(Extracted data entries)
■ ■ ■ ■ ■ ■ ■
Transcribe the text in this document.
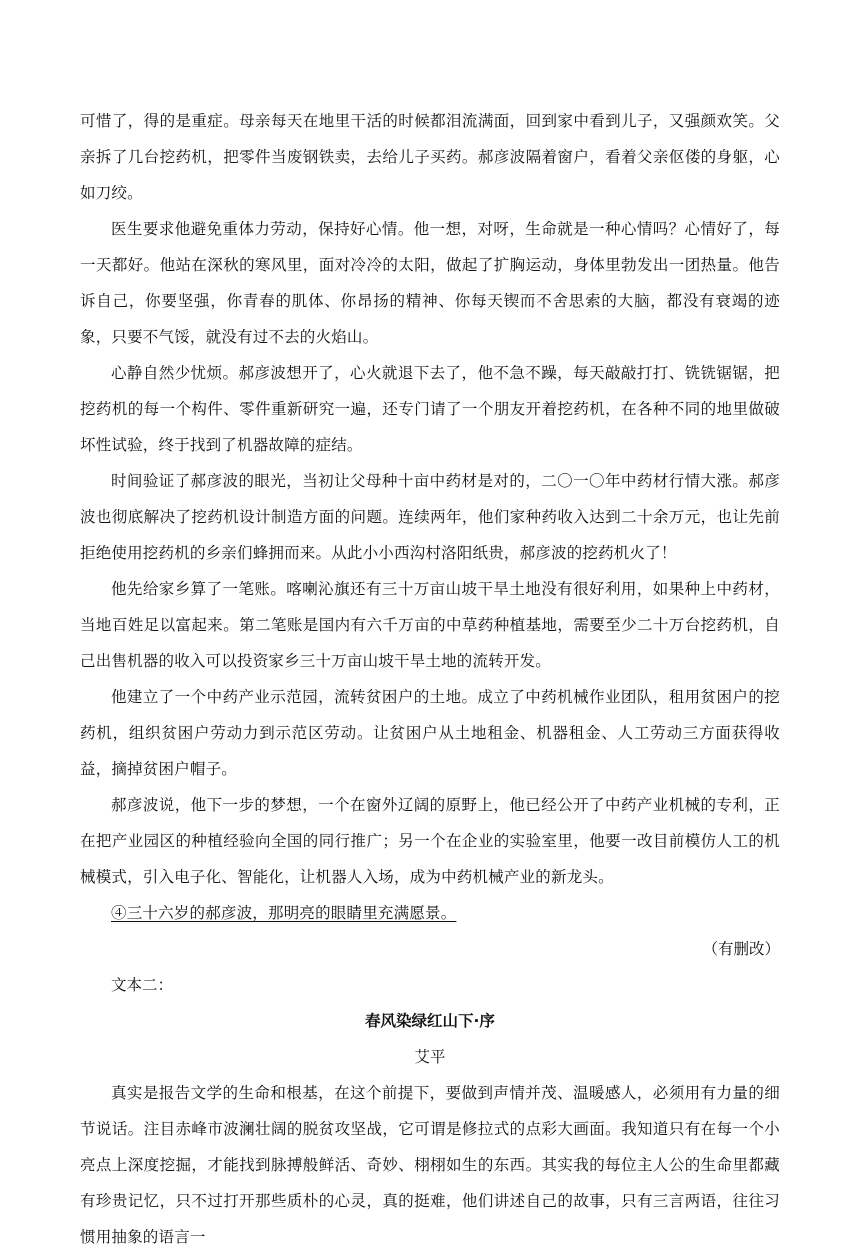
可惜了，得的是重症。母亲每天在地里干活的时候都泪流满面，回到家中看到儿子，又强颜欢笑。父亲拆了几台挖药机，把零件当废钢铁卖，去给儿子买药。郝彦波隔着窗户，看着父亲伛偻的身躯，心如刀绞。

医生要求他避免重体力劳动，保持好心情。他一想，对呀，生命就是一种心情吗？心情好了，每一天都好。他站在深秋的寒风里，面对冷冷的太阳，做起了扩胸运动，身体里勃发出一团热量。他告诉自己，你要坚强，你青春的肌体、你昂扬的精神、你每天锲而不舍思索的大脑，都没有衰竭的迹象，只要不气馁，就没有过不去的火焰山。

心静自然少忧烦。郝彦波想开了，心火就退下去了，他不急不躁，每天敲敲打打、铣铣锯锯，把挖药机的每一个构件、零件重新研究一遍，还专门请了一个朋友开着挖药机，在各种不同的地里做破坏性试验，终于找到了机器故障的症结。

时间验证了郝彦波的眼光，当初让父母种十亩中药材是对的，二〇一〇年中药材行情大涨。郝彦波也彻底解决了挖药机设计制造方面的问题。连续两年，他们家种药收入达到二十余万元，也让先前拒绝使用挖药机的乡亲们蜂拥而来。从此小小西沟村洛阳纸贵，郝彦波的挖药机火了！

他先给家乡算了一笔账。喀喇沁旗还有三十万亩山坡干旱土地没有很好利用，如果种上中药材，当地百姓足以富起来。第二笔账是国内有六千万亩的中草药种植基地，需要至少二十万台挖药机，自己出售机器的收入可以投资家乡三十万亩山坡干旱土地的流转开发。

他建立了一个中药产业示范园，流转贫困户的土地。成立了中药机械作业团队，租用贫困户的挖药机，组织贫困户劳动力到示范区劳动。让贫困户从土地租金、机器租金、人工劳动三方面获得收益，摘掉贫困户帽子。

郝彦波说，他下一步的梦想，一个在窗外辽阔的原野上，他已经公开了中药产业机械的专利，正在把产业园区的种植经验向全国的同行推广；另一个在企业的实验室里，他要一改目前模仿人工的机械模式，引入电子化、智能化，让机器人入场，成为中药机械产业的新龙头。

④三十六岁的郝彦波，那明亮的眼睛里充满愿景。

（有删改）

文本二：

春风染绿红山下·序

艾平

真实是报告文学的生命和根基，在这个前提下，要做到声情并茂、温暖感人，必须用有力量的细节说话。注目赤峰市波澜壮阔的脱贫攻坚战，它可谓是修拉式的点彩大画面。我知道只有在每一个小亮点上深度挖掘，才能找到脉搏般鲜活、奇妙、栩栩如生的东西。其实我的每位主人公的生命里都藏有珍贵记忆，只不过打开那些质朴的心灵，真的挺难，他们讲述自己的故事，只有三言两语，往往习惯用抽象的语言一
■ ■ ■ ■ ■ ■ ■
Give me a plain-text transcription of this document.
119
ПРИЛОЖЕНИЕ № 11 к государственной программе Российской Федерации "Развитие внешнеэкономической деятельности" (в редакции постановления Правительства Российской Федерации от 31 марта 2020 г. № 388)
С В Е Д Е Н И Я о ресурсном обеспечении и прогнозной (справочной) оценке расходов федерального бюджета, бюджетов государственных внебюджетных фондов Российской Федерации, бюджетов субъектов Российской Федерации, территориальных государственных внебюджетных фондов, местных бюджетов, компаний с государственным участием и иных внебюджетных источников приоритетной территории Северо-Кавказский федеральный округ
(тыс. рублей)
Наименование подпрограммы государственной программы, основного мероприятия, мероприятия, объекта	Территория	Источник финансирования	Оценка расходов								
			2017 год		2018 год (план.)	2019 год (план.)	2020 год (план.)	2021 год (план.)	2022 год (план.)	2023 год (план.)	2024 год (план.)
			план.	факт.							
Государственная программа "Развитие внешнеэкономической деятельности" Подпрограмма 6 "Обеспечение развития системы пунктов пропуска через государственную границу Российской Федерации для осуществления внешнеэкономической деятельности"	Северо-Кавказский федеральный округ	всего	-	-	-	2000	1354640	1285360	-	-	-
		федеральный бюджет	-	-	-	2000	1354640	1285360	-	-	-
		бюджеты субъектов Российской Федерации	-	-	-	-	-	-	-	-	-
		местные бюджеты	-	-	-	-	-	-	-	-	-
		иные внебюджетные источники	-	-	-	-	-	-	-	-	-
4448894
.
■ ■ ■ ■ ■ ■ ■
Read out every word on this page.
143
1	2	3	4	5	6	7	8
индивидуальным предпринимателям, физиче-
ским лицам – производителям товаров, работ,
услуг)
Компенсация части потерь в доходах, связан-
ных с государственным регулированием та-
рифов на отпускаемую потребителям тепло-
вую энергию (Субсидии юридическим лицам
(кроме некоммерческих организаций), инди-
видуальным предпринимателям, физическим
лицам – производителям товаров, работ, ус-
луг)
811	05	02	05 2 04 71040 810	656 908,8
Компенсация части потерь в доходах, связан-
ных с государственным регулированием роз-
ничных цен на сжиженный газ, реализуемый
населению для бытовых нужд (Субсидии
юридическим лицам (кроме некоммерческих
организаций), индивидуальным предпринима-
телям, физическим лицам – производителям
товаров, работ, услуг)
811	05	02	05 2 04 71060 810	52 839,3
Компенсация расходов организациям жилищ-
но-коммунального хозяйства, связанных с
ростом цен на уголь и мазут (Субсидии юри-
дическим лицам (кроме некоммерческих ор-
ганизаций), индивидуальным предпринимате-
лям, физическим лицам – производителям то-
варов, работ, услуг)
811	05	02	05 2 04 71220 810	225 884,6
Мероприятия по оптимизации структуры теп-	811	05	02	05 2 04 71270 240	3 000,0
■ ■ ■ ■ ■ ■ ■
TO DO
Go through the records. Copy each line where "физическим" appears.

COMPLETED TASK
видуальным предпринимателям, физическим
телям, физическим лицам – производителям
лям, физическим лицам – производителям то-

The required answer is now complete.